** START Supplied information **

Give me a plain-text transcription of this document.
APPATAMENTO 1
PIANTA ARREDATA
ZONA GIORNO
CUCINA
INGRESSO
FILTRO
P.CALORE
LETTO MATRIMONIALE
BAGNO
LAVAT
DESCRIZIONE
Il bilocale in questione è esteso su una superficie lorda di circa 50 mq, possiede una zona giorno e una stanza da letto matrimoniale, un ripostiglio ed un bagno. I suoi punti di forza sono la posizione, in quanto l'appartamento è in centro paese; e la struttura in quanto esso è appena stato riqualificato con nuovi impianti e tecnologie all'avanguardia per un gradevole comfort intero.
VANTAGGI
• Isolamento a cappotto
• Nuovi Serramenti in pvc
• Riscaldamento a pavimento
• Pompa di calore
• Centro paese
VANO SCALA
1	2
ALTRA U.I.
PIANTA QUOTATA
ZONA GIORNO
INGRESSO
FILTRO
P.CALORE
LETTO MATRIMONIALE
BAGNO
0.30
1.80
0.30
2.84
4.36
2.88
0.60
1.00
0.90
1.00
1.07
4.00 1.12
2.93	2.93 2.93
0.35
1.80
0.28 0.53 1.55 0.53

** END Supplied information **
** START Supplied information **

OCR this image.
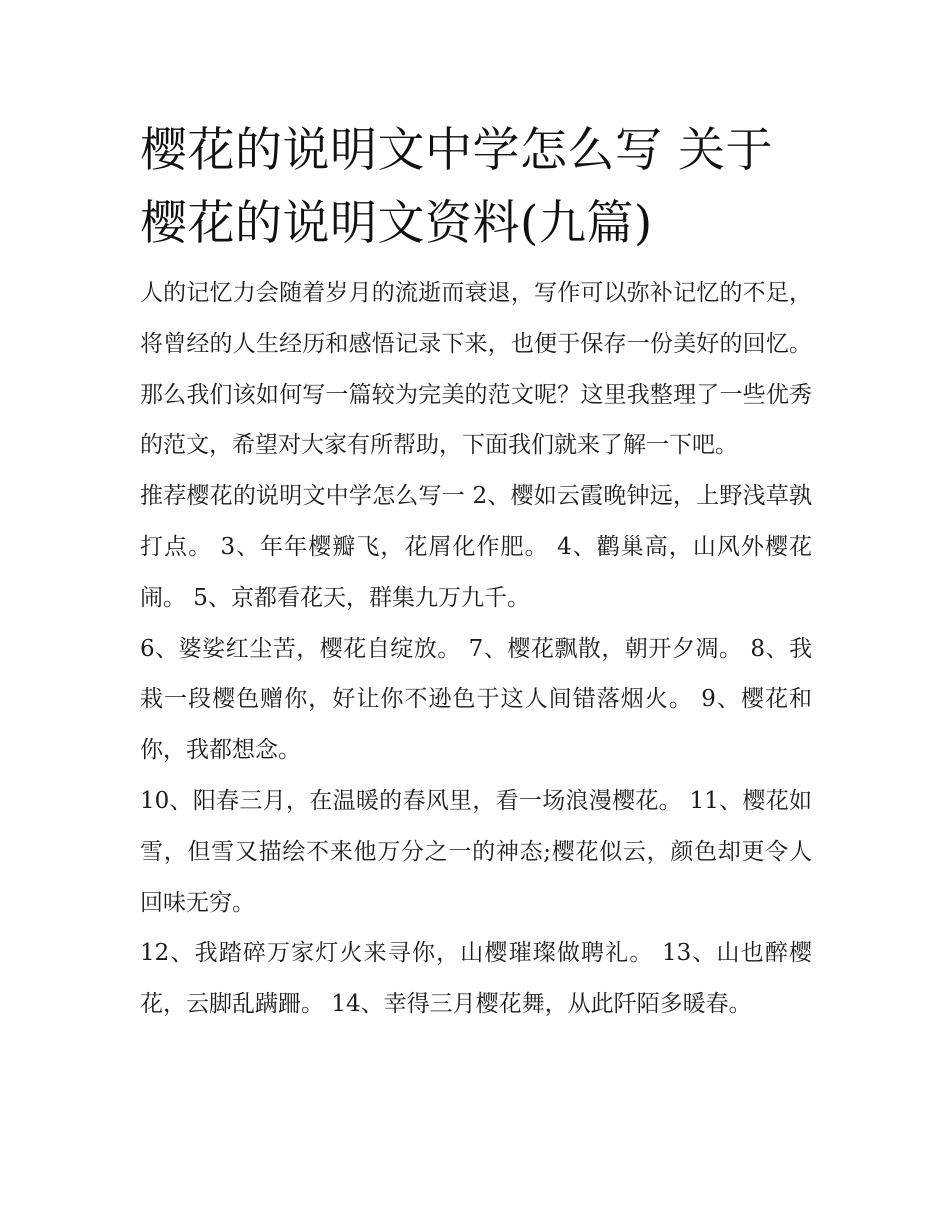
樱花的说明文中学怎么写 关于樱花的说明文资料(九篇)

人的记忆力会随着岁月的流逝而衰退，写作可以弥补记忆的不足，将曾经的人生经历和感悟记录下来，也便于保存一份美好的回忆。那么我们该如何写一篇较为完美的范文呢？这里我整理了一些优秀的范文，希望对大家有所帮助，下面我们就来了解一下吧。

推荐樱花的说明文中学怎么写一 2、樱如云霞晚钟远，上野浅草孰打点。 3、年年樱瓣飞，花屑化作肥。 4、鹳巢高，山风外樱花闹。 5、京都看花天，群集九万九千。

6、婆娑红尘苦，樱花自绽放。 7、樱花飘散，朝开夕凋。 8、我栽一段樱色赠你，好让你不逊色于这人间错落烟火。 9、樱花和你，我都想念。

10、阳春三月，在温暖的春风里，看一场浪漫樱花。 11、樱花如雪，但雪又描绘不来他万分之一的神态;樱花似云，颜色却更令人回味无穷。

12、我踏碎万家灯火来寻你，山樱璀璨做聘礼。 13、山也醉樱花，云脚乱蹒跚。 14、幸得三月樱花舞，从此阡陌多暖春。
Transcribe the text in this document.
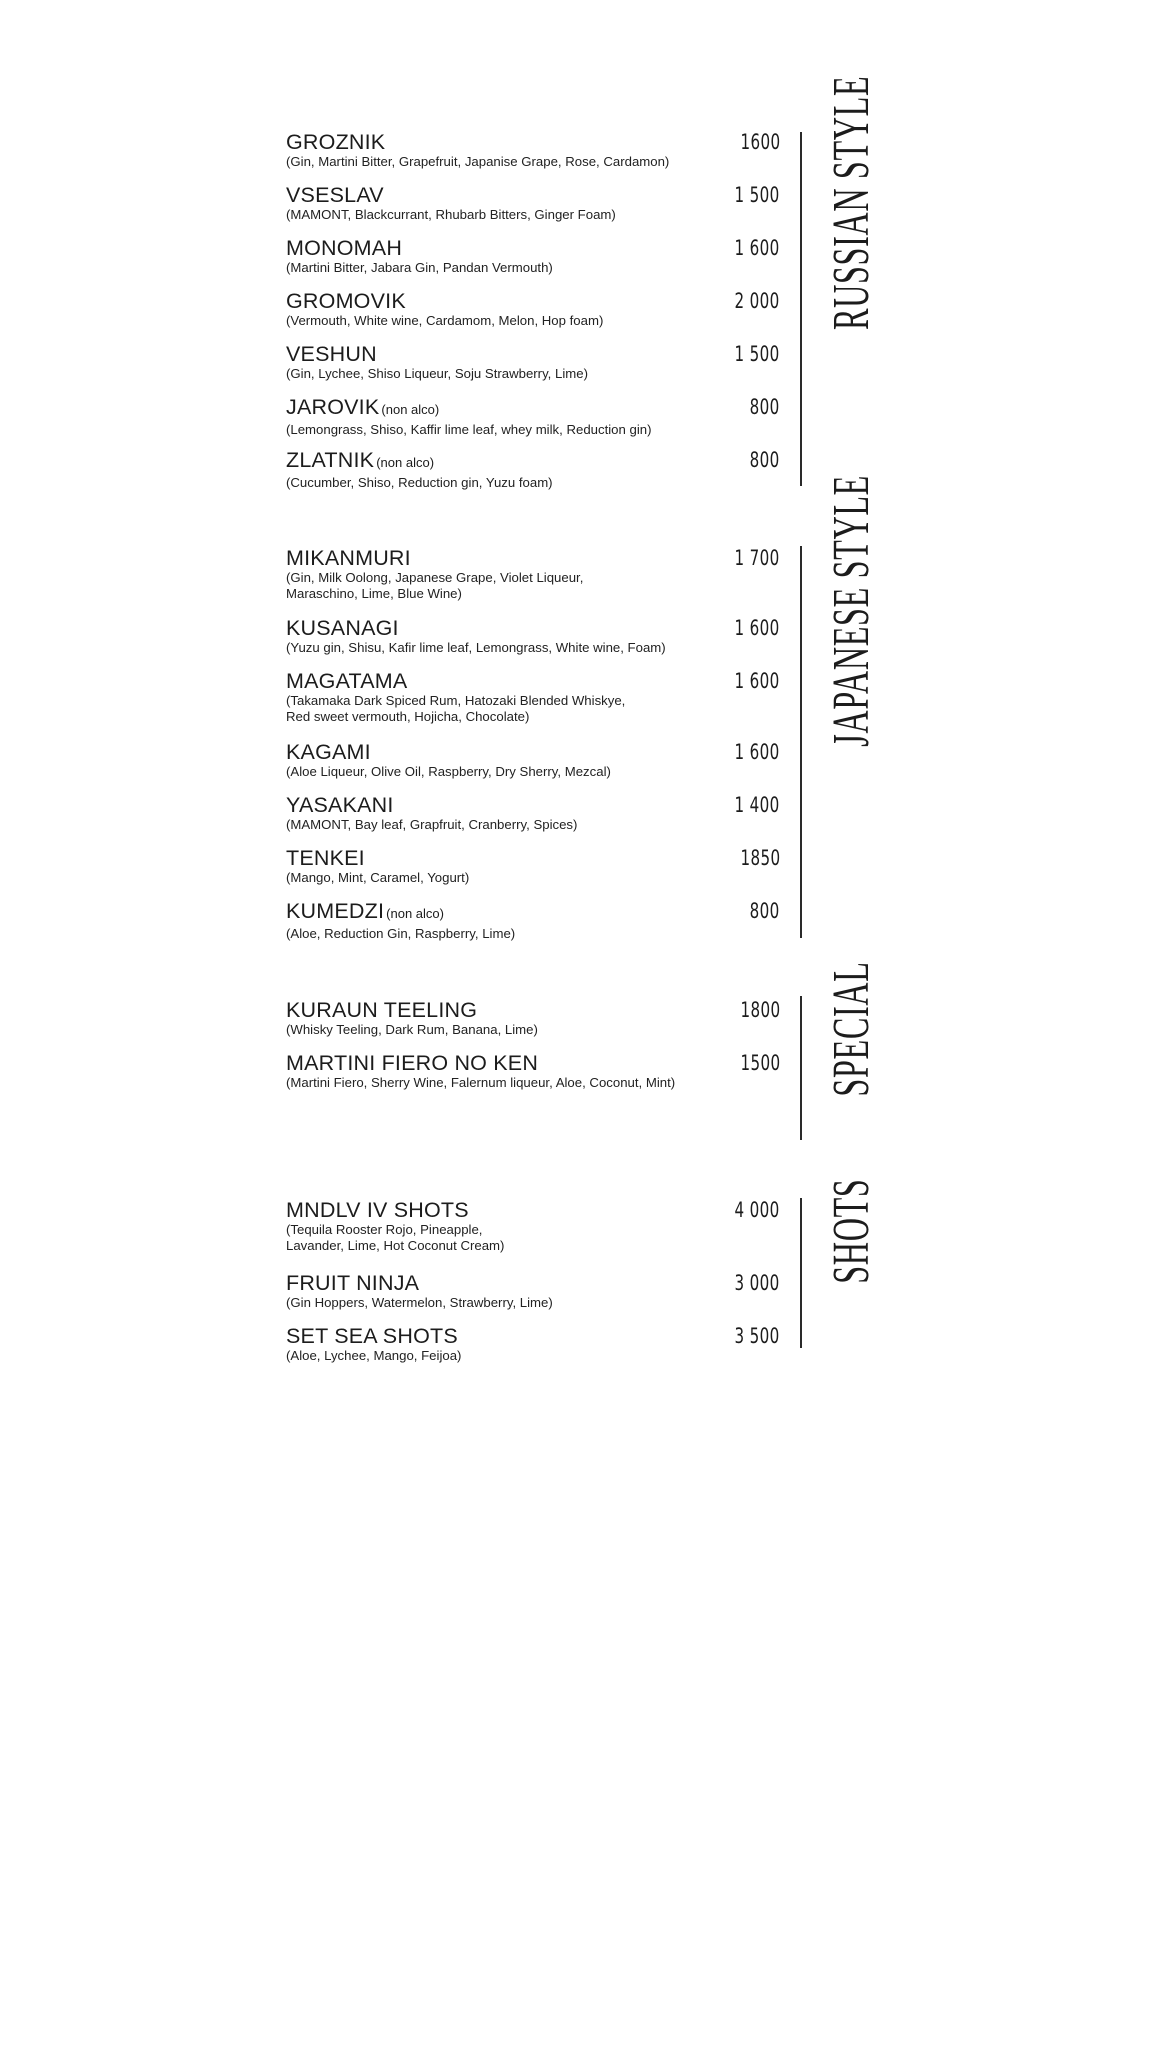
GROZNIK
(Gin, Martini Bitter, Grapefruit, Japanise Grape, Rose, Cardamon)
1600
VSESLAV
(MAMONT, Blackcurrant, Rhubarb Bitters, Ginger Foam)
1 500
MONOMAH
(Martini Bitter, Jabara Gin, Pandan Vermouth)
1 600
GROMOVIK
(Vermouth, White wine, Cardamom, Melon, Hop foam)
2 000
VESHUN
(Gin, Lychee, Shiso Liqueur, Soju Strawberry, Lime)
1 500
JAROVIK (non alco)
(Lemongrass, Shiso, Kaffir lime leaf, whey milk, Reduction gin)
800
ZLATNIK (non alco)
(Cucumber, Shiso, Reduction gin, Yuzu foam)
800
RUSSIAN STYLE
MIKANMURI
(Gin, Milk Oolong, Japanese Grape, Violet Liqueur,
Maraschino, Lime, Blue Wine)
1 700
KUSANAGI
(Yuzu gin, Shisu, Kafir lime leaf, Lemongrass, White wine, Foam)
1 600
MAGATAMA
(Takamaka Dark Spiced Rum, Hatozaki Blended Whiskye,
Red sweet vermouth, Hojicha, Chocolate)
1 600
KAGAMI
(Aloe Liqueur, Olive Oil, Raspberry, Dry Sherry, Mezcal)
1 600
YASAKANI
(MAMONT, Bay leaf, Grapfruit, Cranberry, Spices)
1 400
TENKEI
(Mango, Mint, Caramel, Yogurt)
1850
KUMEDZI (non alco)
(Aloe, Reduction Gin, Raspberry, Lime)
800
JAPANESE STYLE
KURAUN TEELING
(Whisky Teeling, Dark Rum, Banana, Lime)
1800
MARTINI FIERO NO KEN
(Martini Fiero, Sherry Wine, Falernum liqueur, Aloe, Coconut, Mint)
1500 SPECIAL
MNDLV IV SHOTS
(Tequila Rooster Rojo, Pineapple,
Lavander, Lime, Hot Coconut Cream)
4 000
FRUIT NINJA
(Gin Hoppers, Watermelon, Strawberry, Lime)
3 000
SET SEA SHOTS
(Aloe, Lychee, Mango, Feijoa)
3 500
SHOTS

** END Supplied information **
** START Supplied information **

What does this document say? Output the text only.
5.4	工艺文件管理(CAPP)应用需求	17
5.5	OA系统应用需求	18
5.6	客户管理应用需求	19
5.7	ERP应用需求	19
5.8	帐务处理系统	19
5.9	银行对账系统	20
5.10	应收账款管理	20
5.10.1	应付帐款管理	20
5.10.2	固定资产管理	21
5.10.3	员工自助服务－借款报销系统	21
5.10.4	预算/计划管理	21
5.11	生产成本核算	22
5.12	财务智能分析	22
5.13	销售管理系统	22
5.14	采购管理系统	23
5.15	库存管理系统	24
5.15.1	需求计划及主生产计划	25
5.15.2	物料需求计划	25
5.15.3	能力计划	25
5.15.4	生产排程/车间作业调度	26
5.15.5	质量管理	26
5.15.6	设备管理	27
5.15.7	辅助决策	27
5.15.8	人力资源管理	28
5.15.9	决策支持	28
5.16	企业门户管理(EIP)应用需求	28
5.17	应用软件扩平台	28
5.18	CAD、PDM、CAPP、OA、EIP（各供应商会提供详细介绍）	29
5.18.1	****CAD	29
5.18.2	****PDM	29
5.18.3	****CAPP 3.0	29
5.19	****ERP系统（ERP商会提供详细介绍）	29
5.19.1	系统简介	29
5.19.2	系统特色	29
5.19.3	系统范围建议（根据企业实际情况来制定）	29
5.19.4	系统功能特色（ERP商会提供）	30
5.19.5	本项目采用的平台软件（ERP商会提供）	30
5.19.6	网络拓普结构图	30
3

** END Supplied information **

-- Stated goal --
Copy every line of the listing that includes the string "leaf".

-- Final answer --
(Lemongrass, Shiso, Kaffir lime leaf, whey milk, Reduction gin)
(Yuzu gin, Shisu, Kafir lime leaf, Lemongrass, White wine, Foam)
(MAMONT, Bay leaf, Grapfruit, Cranberry, Spices)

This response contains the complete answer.